START
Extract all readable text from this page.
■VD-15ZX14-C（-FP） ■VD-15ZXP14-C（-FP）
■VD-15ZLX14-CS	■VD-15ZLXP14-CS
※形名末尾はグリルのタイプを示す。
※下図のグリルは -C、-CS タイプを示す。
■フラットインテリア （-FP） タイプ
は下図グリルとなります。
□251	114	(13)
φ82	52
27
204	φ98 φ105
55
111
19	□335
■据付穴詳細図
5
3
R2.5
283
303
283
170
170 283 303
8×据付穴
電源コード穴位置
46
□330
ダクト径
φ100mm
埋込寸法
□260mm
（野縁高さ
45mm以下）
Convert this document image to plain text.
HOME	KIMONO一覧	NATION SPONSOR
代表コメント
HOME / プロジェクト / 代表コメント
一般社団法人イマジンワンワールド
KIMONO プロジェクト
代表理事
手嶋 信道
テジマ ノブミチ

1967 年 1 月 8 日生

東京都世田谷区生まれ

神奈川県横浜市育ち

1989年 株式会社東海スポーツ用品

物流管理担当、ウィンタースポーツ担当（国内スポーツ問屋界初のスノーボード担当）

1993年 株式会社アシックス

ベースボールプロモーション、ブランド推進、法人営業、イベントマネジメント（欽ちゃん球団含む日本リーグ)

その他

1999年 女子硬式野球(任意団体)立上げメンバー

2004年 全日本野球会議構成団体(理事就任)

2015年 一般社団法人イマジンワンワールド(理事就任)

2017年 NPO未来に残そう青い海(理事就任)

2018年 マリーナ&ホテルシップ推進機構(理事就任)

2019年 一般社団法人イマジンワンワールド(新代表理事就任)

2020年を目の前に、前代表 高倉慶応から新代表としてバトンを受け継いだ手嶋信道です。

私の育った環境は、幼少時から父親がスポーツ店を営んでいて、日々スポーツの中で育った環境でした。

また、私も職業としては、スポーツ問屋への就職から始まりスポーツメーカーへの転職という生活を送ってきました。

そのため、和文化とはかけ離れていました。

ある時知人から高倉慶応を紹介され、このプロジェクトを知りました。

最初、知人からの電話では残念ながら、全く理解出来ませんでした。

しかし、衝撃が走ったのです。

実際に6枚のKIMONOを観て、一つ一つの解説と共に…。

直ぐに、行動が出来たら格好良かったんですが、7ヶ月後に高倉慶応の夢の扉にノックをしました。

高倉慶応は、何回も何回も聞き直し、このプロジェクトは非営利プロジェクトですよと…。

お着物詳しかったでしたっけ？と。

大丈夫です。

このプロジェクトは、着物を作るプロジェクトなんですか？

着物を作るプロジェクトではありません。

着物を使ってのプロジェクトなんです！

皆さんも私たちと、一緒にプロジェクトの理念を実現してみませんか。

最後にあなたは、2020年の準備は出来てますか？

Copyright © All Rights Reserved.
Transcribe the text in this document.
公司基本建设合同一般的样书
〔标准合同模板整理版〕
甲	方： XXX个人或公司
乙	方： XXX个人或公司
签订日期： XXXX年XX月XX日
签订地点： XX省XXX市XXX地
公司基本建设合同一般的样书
END
Emit verbatim the lines running from the one with "Transcribe the text in this document." through the last line of the data, both endpoints inclusive.

Transcribe the text in this document.
公司基本建设合同一般的样书
〔标准合同模板整理版〕
甲	方： XXX个人或公司
乙	方： XXX个人或公司
签订日期： XXXX年XX月XX日
签订地点： XX省XXX市XXX地
公司基本建设合同一般的样书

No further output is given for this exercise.